WHAT NEEDS TO BE DONE = Go through the material below and copy all lines with "music".

Data excerpts:
○ ○ ○ ○ ○

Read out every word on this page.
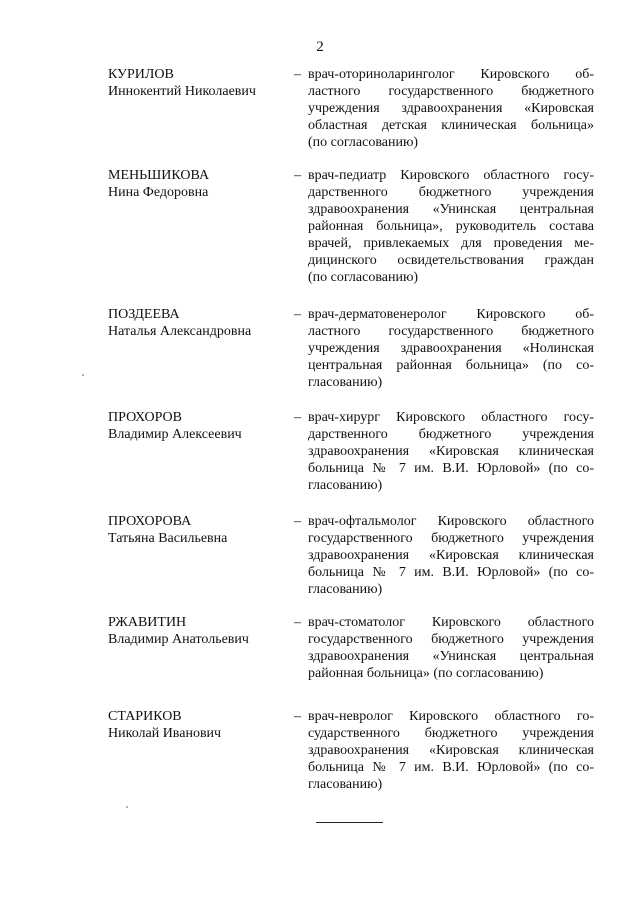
2
КУРИЛОВ
Иннокентий Николаевич
– врач-оториноларинголог Кировского об-
ластного государственного бюджетного
учреждения здравоохранения «Кировская
областная детская клиническая больница»
(по согласованию)

МЕНЬШИКОВА
Нина Федоровна
– врач-педиатр Кировского областного госу-
дарственного бюджетного учреждения
здравоохранения «Унинская центральная
районная больница», руководитель состава
врачей, привлекаемых для проведения ме-
дицинского освидетельствования граждан
(по согласованию)

ПОЗДЕЕВА
Наталья Александровна
– врач-дерматовенеролог Кировского об-
ластного государственного бюджетного
учреждения здравоохранения «Нолинская
центральная районная больница» (по со-
гласованию)

ПРОХОРОВ
Владимир Алексеевич
– врач-хирург Кировского областного госу-
дарственного бюджетного учреждения
здравоохранения «Кировская клиническая
больница № 7 им. В.И. Юрловой» (по со-
гласованию)

ПРОХОРОВА
Татьяна Васильевна
– врач-офтальмолог Кировского областного
государственного бюджетного учреждения
здравоохранения «Кировская клиническая
больница № 7 им. В.И. Юрловой» (по со-
гласованию)

РЖАВИТИН
Владимир Анатольевич
– врач-стоматолог Кировского областного
государственного бюджетного учреждения
здравоохранения «Унинская центральная
районная больница» (по согласованию)

СТАРИКОВ
Николай Иванович
– врач-невролог Кировского областного го-
сударственного бюджетного учреждения
здравоохранения «Кировская клиническая
больница № 7 им. В.И. Юрловой» (по со-
гласованию)
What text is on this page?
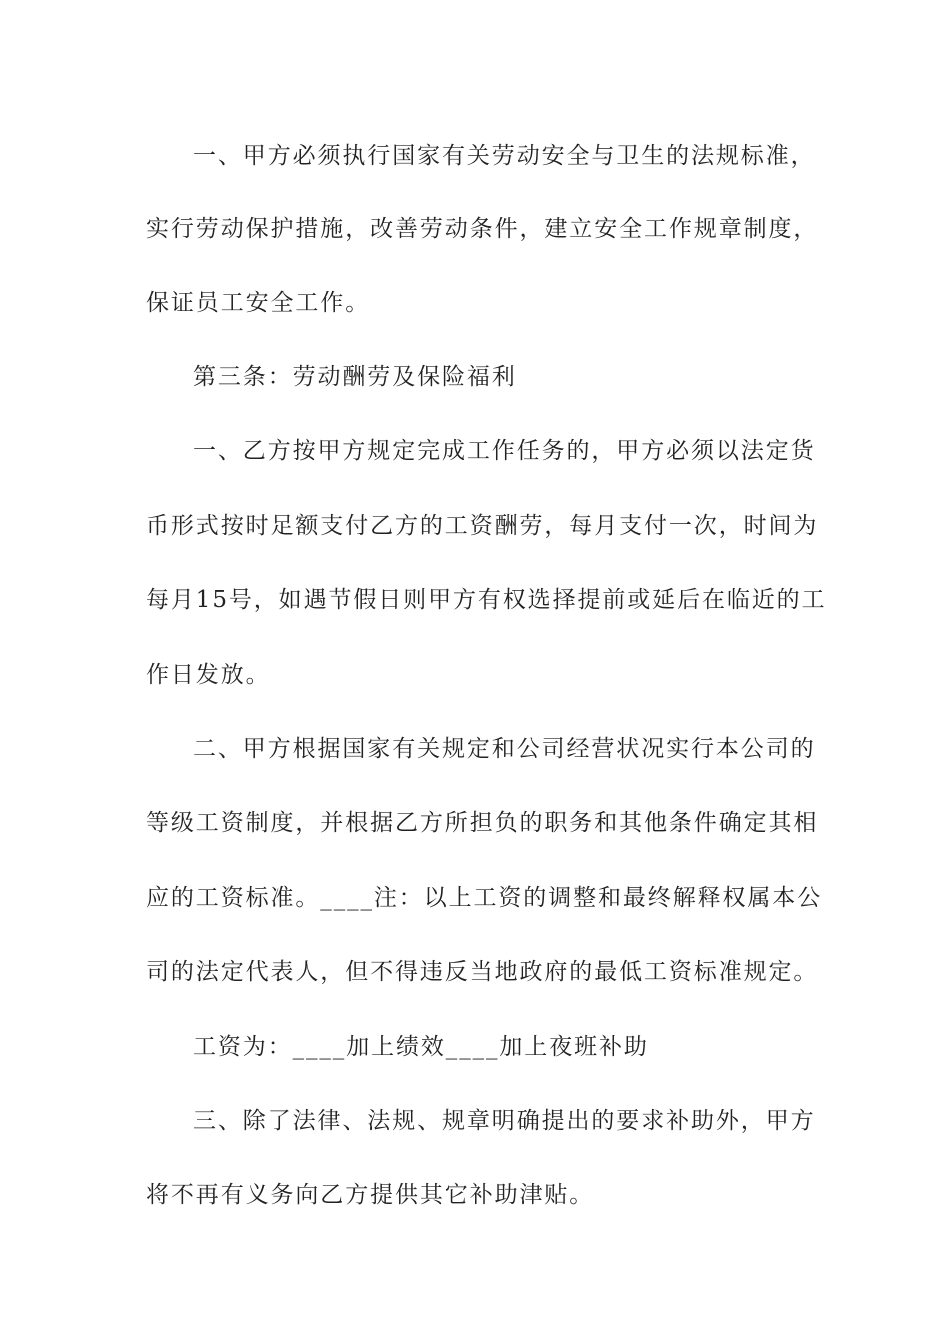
一、甲方必须执行国家有关劳动安全与卫生的法规标准，
实行劳动保护措施，改善劳动条件，建立安全工作规章制度，
保证员工安全工作。
第三条：劳动酬劳及保险福利
一、乙方按甲方规定完成工作任务的，甲方必须以法定货
币形式按时足额支付乙方的工资酬劳，每月支付一次，时间为
每月15号，如遇节假日则甲方有权选择提前或延后在临近的工
作日发放。
二、甲方根据国家有关规定和公司经营状况实行本公司的
等级工资制度，并根据乙方所担负的职务和其他条件确定其相
应的工资标准。____注：以上工资的调整和最终解释权属本公
司的法定代表人，但不得违反当地政府的最低工资标准规定。
工资为：____加上绩效____加上夜班补助
三、除了法律、法规、规章明确提出的要求补助外，甲方
将不再有义务向乙方提供其它补助津贴。
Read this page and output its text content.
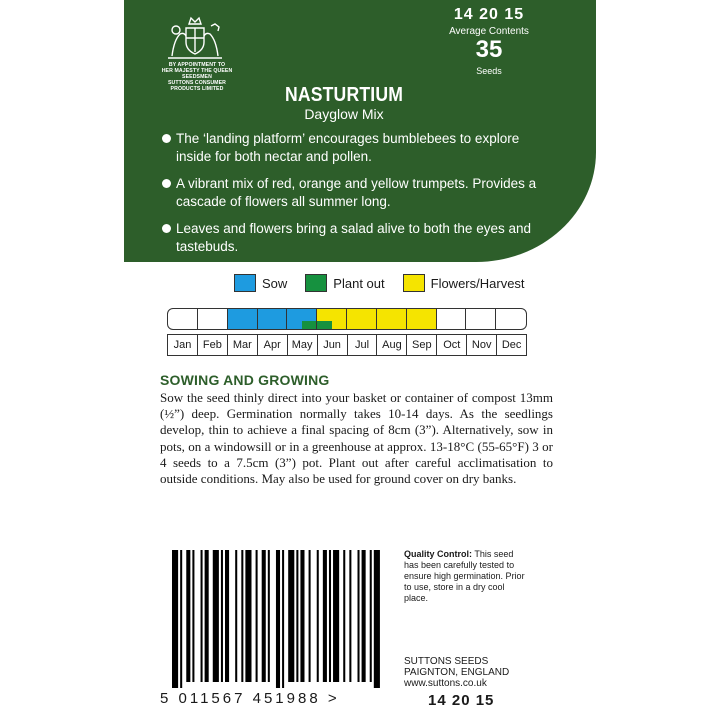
BY APPOINTMENT TO
HER MAJESTY THE QUEEN
SEEDSMEN
SUTTONS CONSUMER
PRODUCTS LIMITED
14 20 15
Average Contents
35
Seeds
NASTURTIUM
Dayglow Mix
The ‘landing platform’ encourages bumblebees to explore inside for both nectar and pollen.
A vibrant mix of red, orange and yellow trumpets. Provides a cascade of flowers all summer long.
Leaves and flowers bring a salad alive to both the eyes and tastebuds.
Sow	Plant out	Flowers/Harvest
Jan	Feb Mar	Apr May Jun	Jul	Aug Sep	Oct	Nov Dec
SOWING AND GROWING
Sow the seed thinly direct into your basket or container of compost 13mm (½”) deep. Germination normally takes 10-14 days. As the seedlings develop, thin to achieve a final spacing of 8cm (3”). Alternatively, sow in pots, on a windowsill or in a greenhouse at approx. 13-18°C (55-65°F) 3 or 4 seeds to a 7.5cm (3”) pot. Plant out after careful acclimatisation to outside conditions. May also be used for ground cover on dry banks.
5 011567 451988 >
Quality Control: This seed has been carefully tested to ensure high germination. Prior to use, store in a dry cool place.
SUTTONS SEEDS
PAIGNTON, ENGLAND
www.suttons.co.uk
14 20 15
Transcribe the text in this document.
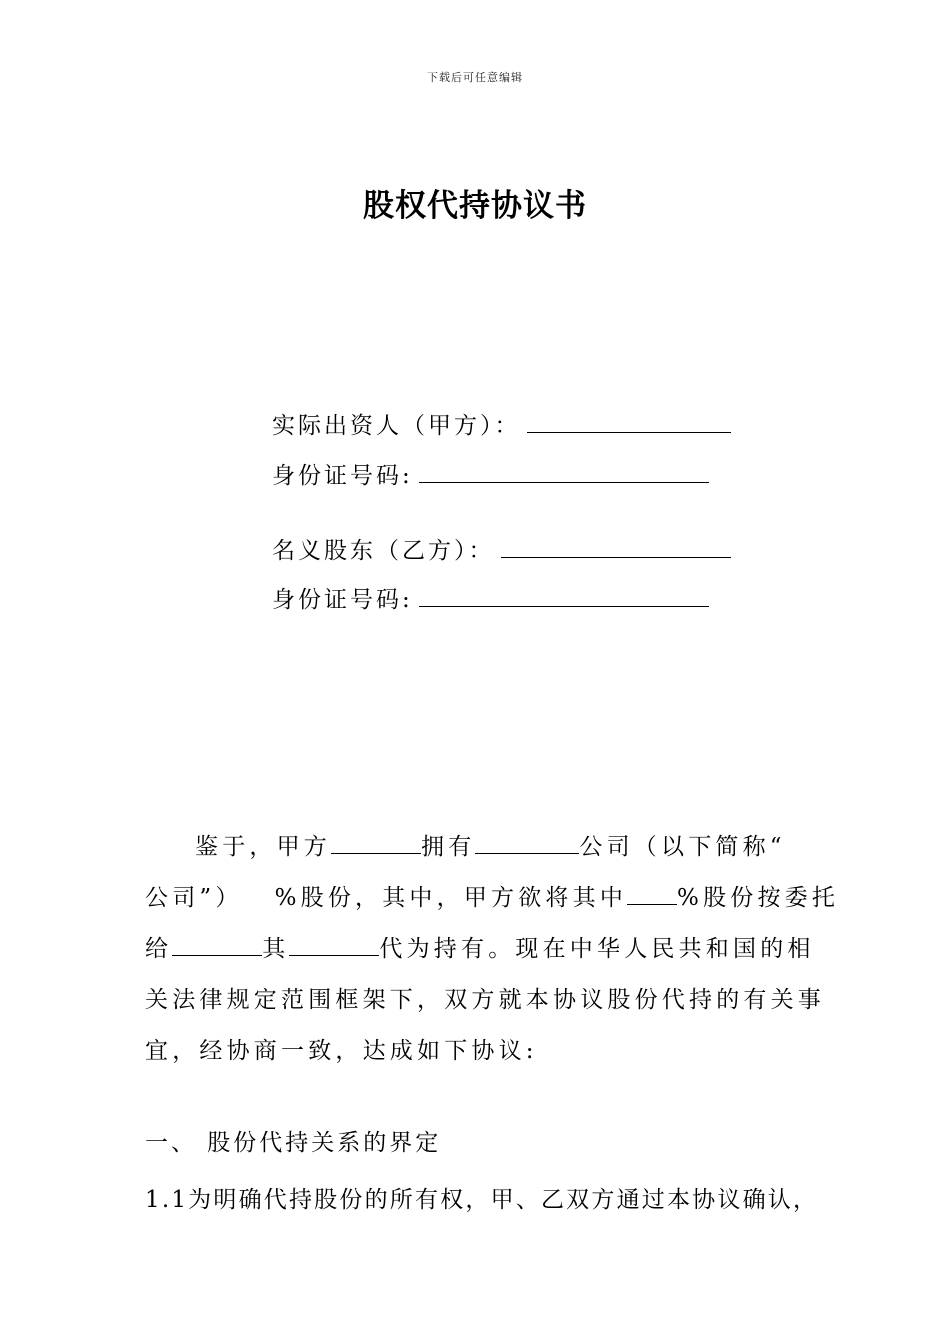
下载后可任意编辑
股权代持协议书
实际出资人（甲方）：
身份证号码:
名义股东（乙方）：
身份证号码:
鉴于，甲方	拥有	公司（以下简称“
公司”） %股份，其中，甲方欲将其中 %股份按委托
给	其	代为持有。现在中华人民共和国的相
关法律规定范围框架下，双方就本协议股份代持的有关事
宜，经协商一致，达成如下协议:
一、 股份代持关系的界定
1.1为明确代持股份的所有权，甲、乙双方通过本协议确认，
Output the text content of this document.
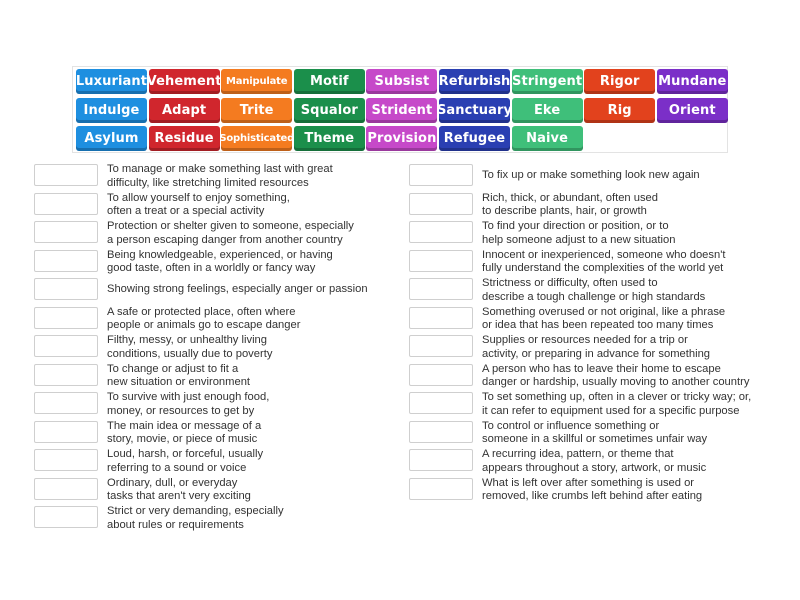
Luxuriant Vehement Manipulate Motif Subsist Refurbish Stringent Rigor Mundane
Indulge Adapt	Trite Squalor Strident Sanctuary Eke	Rig	Orient
Asylum Residue Sophisticated Theme Provision Refugee Naive
To manage or make something last with great
difficulty, like stretching limited resources
To allow yourself to enjoy something,
often a treat or a special activity
Protection or shelter given to someone, especially
a person escaping danger from another country
Being knowledgeable, experienced, or having
good taste, often in a worldly or fancy way
Showing strong feelings, especially anger or passion
A safe or protected place, often where
people or animals go to escape danger
Filthy, messy, or unhealthy living
conditions, usually due to poverty
To change or adjust to fit a
new situation or environment
To survive with just enough food,
money, or resources to get by
The main idea or message of a
story, movie, or piece of music
Loud, harsh, or forceful, usually
referring to a sound or voice
Ordinary, dull, or everyday
tasks that aren't very exciting
Strict or very demanding, especially
about rules or requirements
To fix up or make something look new again
Rich, thick, or abundant, often used
to describe plants, hair, or growth
To find your direction or position, or to
help someone adjust to a new situation
Innocent or inexperienced, someone who doesn't
fully understand the complexities of the world yet
Strictness or difficulty, often used to
describe a tough challenge or high standards
Something overused or not original, like a phrase
or idea that has been repeated too many times
Supplies or resources needed for a trip or
activity, or preparing in advance for something
A person who has to leave their home to escape
danger or hardship, usually moving to another country
To set something up, often in a clever or tricky way; or,
it can refer to equipment used for a specific purpose
To control or influence something or
someone in a skillful or sometimes unfair way
A recurring idea, pattern, or theme that
appears throughout a story, artwork, or music
What is left over after something is used or
removed, like crumbs left behind after eating
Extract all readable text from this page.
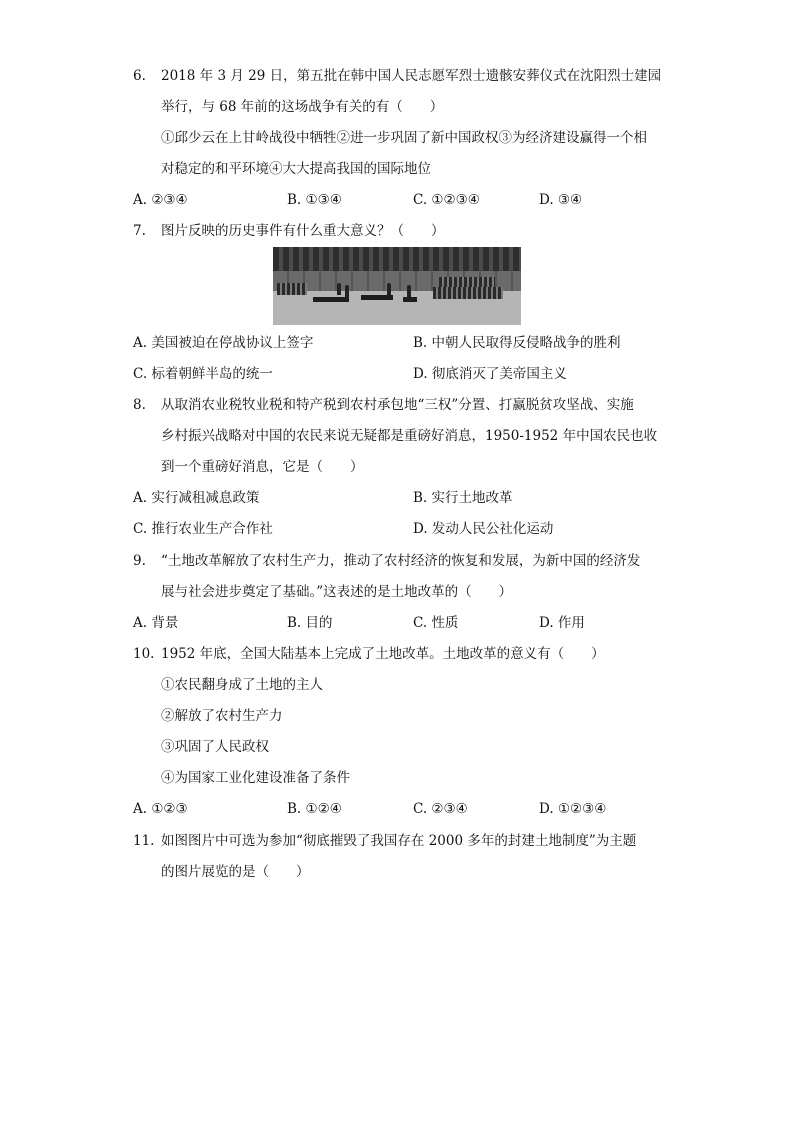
6. 2018 年 3 月 29 日，第五批在韩中国人民志愿军烈士遗骸安葬仪式在沈阳烈士建园
举行，与 68 年前的这场战争有关的有（　　）
①邱少云在上甘岭战役中牺牲②进一步巩固了新中国政权③为经济建设赢得一个相
对稳定的和平环境④大大提高我国的国际地位
A. ②③④	B. ①③④	C. ①②③④	D. ③④
7. 图片反映的历史事件有什么重大意义？（　　）
A. 美国被迫在停战协议上签字	B. 中朝人民取得反侵略战争的胜利
C. 标着朝鲜半岛的统一	D. 彻底消灭了美帝国主义
8. 从取消农业税牧业税和特产税到农村承包地“三权”分置、打赢脱贫攻坚战、实施
乡村振兴战略对中国的农民来说无疑都是重磅好消息，1950-1952 年中国农民也收
到一个重磅好消息，它是（　　）
A. 实行减租减息政策	B. 实行土地改革
C. 推行农业生产合作社	D. 发动人民公社化运动
9. “土地改革解放了农村生产力，推动了农村经济的恢复和发展，为新中国的经济发
展与社会进步奠定了基础。”这表述的是土地改革的（　　）
A. 背景	B. 目的	C. 性质	D. 作用
10. 1952 年底，全国大陆基本上完成了土地改革。土地改革的意义有（　　）
①农民翻身成了土地的主人
②解放了农村生产力
③巩固了人民政权
④为国家工业化建设准备了条件
A. ①②③	B. ①②④	C. ②③④	D. ①②③④
11. 如图图片中可选为参加“彻底摧毁了我国存在 2000 多年的封建土地制度”为主题
的图片展览的是（　　）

○ ○ ○ ○ ○

WRITTEN ANSWER =
story, movie, or piece of music
appears throughout a story, artwork, or music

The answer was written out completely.